WORK TO BE COMPLETED :: Write out every record in full, exactly as written, please.

Data entries:
══════════

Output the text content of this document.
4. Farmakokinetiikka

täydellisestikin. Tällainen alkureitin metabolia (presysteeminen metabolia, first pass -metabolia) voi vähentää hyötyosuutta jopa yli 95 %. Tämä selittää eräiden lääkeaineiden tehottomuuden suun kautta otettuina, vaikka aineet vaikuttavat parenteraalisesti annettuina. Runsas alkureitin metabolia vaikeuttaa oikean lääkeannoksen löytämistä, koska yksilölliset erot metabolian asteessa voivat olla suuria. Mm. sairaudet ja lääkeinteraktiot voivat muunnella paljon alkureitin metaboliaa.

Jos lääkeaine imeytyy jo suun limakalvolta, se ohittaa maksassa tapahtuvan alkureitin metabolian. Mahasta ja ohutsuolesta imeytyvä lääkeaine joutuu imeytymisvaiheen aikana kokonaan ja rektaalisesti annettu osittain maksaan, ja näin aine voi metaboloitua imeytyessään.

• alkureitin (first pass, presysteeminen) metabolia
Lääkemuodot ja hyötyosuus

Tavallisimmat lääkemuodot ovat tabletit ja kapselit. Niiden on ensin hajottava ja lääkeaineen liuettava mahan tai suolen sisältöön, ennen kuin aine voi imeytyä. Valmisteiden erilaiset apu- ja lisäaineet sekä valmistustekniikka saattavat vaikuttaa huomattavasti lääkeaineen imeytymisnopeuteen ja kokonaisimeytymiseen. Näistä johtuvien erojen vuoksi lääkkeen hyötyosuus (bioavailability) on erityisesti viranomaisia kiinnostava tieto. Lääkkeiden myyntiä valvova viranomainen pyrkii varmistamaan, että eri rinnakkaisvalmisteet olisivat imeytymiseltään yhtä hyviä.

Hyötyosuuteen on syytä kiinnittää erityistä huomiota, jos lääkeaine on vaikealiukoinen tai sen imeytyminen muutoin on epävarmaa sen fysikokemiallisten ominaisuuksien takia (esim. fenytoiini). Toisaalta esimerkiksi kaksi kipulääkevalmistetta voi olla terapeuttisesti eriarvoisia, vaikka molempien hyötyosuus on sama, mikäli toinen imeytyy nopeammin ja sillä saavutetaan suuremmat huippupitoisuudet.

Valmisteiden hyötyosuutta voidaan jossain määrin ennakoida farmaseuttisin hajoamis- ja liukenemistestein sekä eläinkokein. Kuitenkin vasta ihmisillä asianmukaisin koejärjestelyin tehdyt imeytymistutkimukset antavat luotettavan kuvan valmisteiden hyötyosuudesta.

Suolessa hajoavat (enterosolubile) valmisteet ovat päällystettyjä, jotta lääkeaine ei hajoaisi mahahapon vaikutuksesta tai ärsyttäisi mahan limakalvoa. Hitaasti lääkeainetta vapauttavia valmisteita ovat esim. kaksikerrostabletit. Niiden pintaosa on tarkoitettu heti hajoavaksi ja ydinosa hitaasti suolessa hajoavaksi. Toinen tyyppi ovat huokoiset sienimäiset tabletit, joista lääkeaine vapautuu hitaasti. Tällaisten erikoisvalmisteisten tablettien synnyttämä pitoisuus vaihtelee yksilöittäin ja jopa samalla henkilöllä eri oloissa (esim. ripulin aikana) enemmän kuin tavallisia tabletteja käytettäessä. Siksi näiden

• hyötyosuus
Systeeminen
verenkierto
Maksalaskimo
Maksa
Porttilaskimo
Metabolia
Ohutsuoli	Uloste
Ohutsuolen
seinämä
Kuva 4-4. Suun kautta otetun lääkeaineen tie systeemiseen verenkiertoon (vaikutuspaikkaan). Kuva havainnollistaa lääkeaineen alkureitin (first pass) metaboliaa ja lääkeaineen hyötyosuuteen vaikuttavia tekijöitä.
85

══════════

THE COMPLETED TASK ::
Output the text content of this document.
4. Farmakokinetiikka

täydellisestikin. Tällainen alkureitin metabolia (presysteeminen metabolia, first pass -metabolia) voi vähentää hyötyosuutta jopa yli 95 %. Tämä selittää eräiden lääkeaineiden tehottomuuden suun kautta otettuina, vaikka aineet vaikuttavat parenteraalisesti annettuina. Runsas alkureitin metabolia vaikeuttaa oikean lääkeannoksen löytämistä, koska yksilölliset erot metabolian asteessa voivat olla suuria. Mm. sairaudet ja lääkeinteraktiot voivat muunnella paljon alkureitin metaboliaa.

Jos lääkeaine imeytyy jo suun limakalvolta, se ohittaa maksassa tapahtuvan alkureitin metabolian. Mahasta ja ohutsuolesta imeytyvä lääkeaine joutuu imeytymisvaiheen aikana kokonaan ja rektaalisesti annettu osittain maksaan, ja näin aine voi metaboloitua imeytyessään.

• alkureitin (first pass, presysteeminen) metabolia
Lääkemuodot ja hyötyosuus

Tavallisimmat lääkemuodot ovat tabletit ja kapselit. Niiden on ensin hajottava ja lääkeaineen liuettava mahan tai suolen sisältöön, ennen kuin aine voi imeytyä. Valmisteiden erilaiset apu- ja lisäaineet sekä valmistustekniikka saattavat vaikuttaa huomattavasti lääkeaineen imeytymisnopeuteen ja kokonaisimeytymiseen. Näistä johtuvien erojen vuoksi lääkkeen hyötyosuus (bioavailability) on erityisesti viranomaisia kiinnostava tieto. Lääkkeiden myyntiä valvova viranomainen pyrkii varmistamaan, että eri rinnakkaisvalmisteet olisivat imeytymiseltään yhtä hyviä.

Hyötyosuuteen on syytä kiinnittää erityistä huomiota, jos lääkeaine on vaikealiukoinen tai sen imeytyminen muutoin on epävarmaa sen fysikokemiallisten ominaisuuksien takia (esim. fenytoiini). Toisaalta esimerkiksi kaksi kipulääkevalmistetta voi olla terapeuttisesti eriarvoisia, vaikka molempien hyötyosuus on sama, mikäli toinen imeytyy nopeammin ja sillä saavutetaan suuremmat huippupitoisuudet.

Valmisteiden hyötyosuutta voidaan jossain määrin ennakoida farmaseuttisin hajoamis- ja liukenemistestein sekä eläinkokein. Kuitenkin vasta ihmisillä asianmukaisin koejärjestelyin tehdyt imeytymistutkimukset antavat luotettavan kuvan valmisteiden hyötyosuudesta.

Suolessa hajoavat (enterosolubile) valmisteet ovat päällystettyjä, jotta lääkeaine ei hajoaisi mahahapon vaikutuksesta tai ärsyttäisi mahan limakalvoa. Hitaasti lääkeainetta vapauttavia valmisteita ovat esim. kaksikerrostabletit. Niiden pintaosa on tarkoitettu heti hajoavaksi ja ydinosa hitaasti suolessa hajoavaksi. Toinen tyyppi ovat huokoiset sienimäiset tabletit, joista lääkeaine vapautuu hitaasti. Tällaisten erikoisvalmisteisten tablettien synnyttämä pitoisuus vaihtelee yksilöittäin ja jopa samalla henkilöllä eri oloissa (esim. ripulin aikana) enemmän kuin tavallisia tabletteja käytettäessä. Siksi näiden

• hyötyosuus
Systeeminen
verenkierto
Maksalaskimo
Maksa
Porttilaskimo
Metabolia
Ohutsuoli	Uloste
Ohutsuolen
seinämä
Kuva 4-4. Suun kautta otetun lääkeaineen tie systeemiseen verenkiertoon (vaikutuspaikkaan). Kuva havainnollistaa lääkeaineen alkureitin (first pass) metaboliaa ja lääkeaineen hyötyosuuteen vaikuttavia tekijöitä.
85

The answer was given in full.